Filter for the word "this" and keep each matching line.

-=-=-

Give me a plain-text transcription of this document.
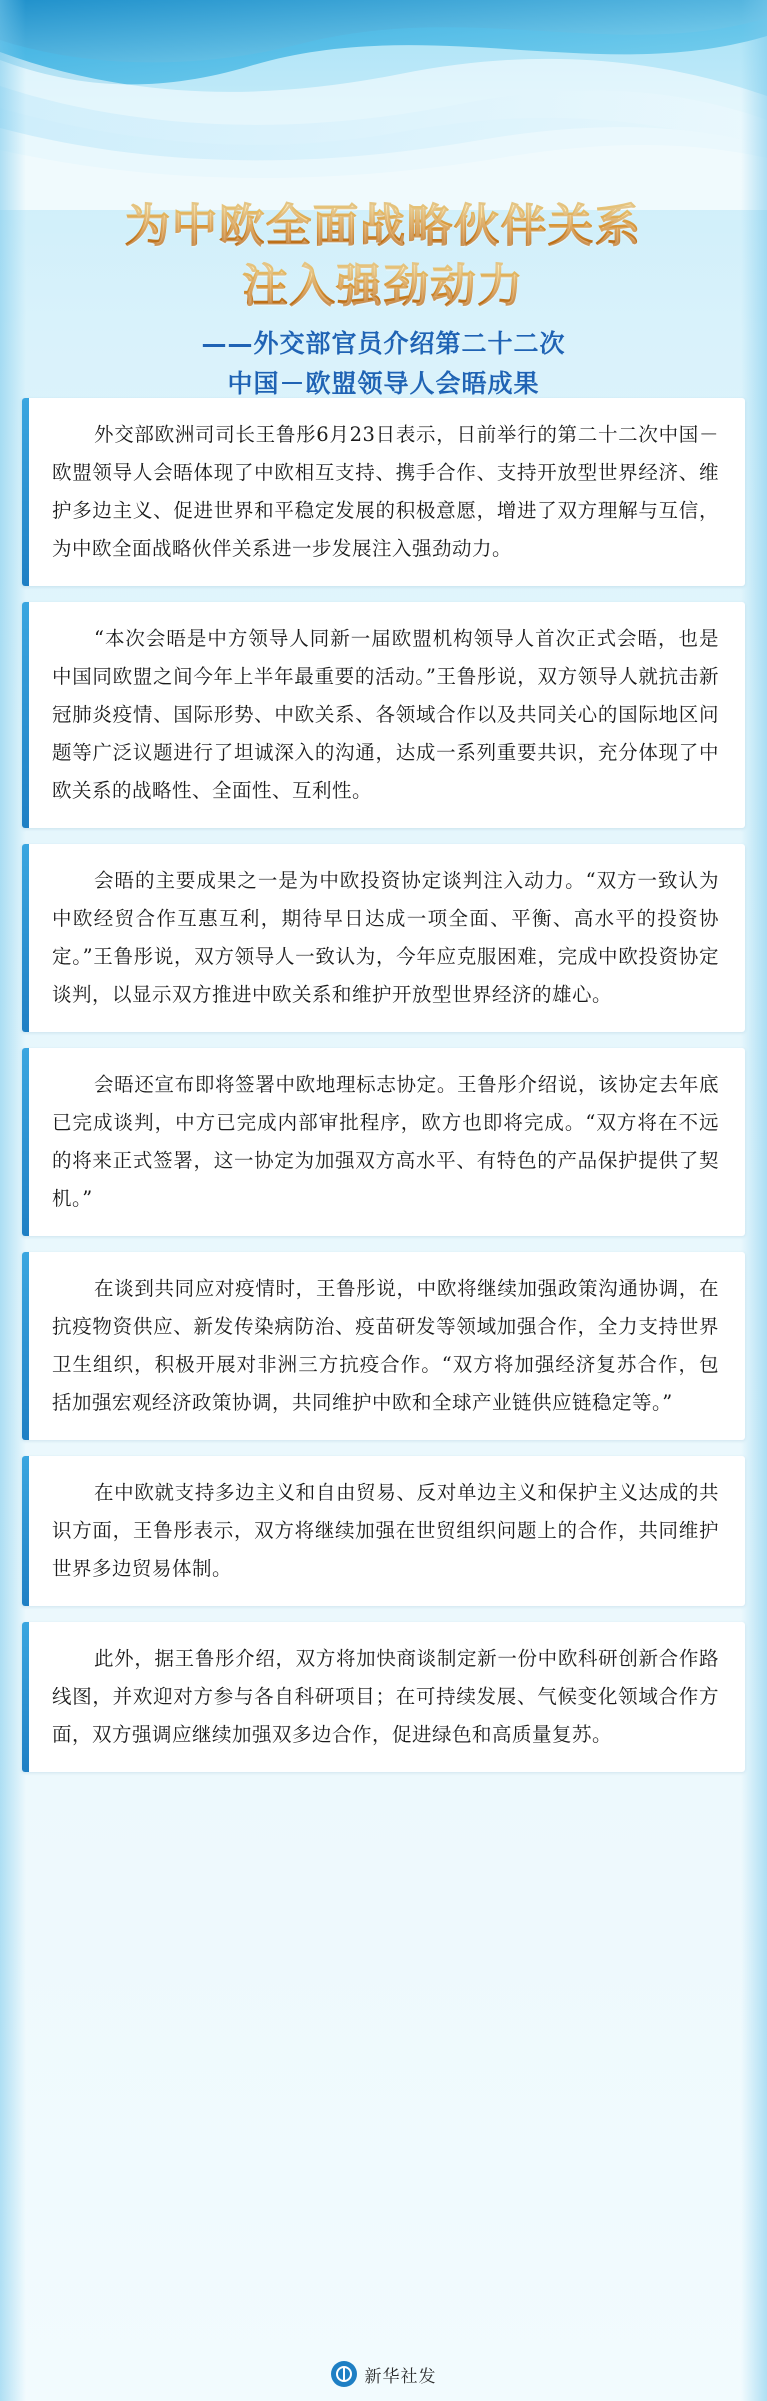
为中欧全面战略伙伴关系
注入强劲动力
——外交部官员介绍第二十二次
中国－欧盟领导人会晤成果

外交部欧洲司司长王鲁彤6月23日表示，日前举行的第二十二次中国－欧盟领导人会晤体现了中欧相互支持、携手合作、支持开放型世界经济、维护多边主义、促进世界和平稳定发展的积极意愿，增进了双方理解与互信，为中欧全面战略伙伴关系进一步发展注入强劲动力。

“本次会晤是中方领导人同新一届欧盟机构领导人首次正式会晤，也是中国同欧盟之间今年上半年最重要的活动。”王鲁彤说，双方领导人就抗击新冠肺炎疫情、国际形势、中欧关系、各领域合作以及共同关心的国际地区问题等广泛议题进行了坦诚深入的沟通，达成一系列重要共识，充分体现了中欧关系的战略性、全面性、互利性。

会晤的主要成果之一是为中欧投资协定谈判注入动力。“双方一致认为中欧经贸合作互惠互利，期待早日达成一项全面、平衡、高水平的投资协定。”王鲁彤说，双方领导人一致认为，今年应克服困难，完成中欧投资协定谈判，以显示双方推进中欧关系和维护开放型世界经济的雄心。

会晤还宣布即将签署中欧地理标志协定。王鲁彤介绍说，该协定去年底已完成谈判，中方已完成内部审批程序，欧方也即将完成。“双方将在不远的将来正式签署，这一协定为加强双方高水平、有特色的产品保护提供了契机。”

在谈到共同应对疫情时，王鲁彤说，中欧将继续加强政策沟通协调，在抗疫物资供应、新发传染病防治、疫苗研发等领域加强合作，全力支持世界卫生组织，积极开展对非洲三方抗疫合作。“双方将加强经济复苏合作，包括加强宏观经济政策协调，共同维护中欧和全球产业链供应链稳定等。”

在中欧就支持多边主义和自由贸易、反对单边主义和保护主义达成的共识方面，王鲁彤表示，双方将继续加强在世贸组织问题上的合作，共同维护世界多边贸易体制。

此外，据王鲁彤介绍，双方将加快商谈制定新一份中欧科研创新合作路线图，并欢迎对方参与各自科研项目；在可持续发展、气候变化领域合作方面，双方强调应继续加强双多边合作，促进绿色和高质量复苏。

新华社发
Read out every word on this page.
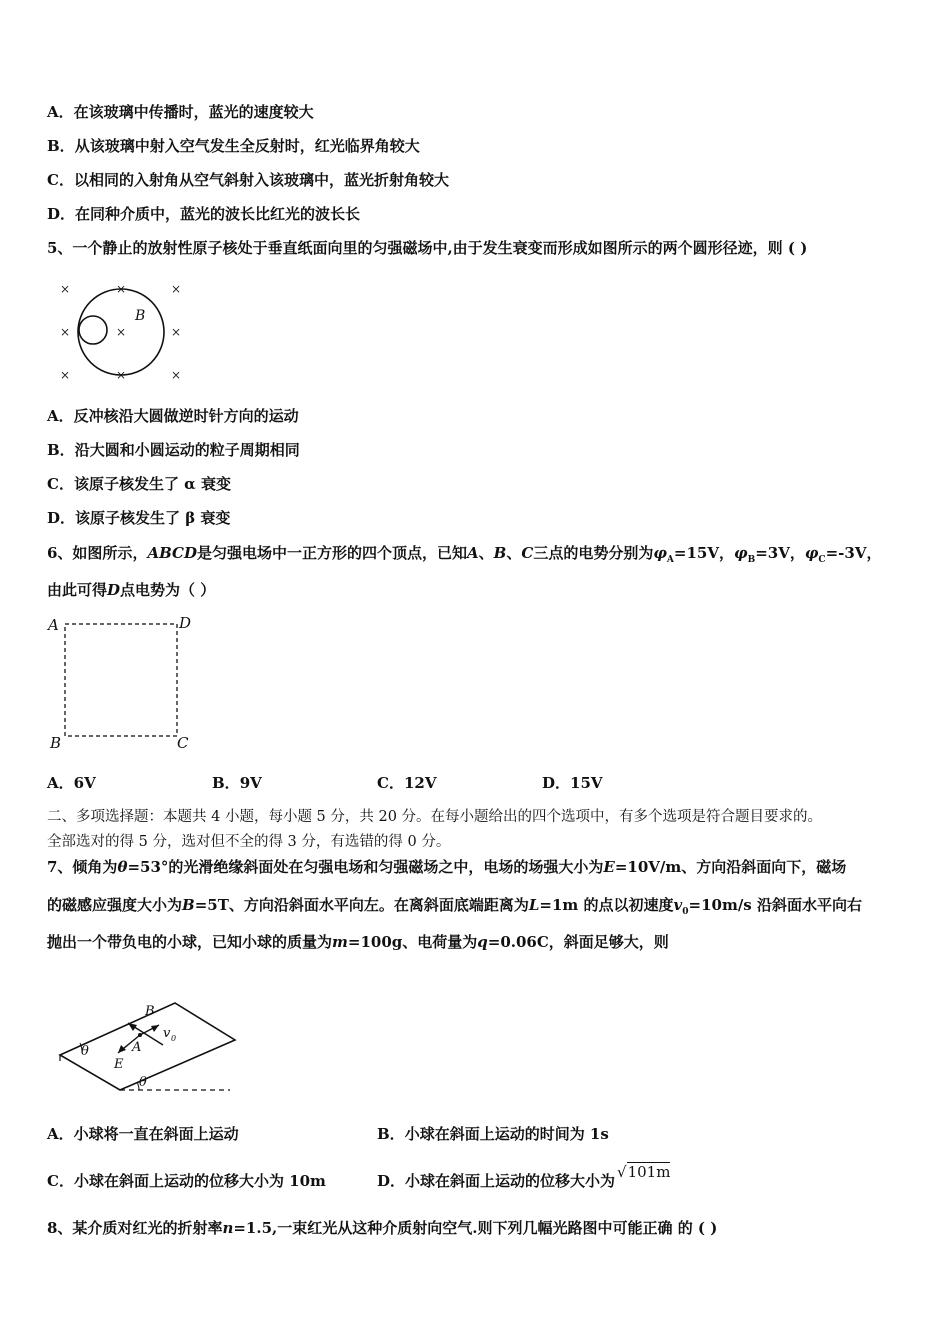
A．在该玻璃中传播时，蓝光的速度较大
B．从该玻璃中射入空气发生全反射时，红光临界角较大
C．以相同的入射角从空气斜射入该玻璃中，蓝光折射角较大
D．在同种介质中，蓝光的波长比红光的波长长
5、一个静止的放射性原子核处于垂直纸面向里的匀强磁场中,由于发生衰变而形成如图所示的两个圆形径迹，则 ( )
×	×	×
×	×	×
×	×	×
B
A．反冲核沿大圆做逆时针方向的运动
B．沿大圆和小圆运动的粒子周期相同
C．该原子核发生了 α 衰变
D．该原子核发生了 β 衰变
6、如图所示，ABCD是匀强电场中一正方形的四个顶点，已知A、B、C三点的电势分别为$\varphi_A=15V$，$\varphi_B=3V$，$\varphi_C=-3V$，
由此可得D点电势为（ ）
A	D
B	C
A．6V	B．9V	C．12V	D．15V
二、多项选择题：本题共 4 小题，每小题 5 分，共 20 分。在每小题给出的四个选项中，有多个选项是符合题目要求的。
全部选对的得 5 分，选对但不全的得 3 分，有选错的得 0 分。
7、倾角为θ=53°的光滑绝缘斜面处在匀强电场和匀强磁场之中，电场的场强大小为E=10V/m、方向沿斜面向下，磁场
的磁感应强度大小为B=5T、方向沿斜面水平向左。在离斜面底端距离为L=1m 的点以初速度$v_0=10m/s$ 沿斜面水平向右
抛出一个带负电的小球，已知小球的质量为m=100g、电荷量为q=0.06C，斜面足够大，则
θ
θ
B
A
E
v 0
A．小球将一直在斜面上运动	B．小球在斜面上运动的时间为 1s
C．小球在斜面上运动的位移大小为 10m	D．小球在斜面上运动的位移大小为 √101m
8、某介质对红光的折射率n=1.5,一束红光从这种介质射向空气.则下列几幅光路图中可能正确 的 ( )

-=-=-

§ **EXERCISE RESULT**
Give me a plain-text transcription of this document.
Read out every word on this page.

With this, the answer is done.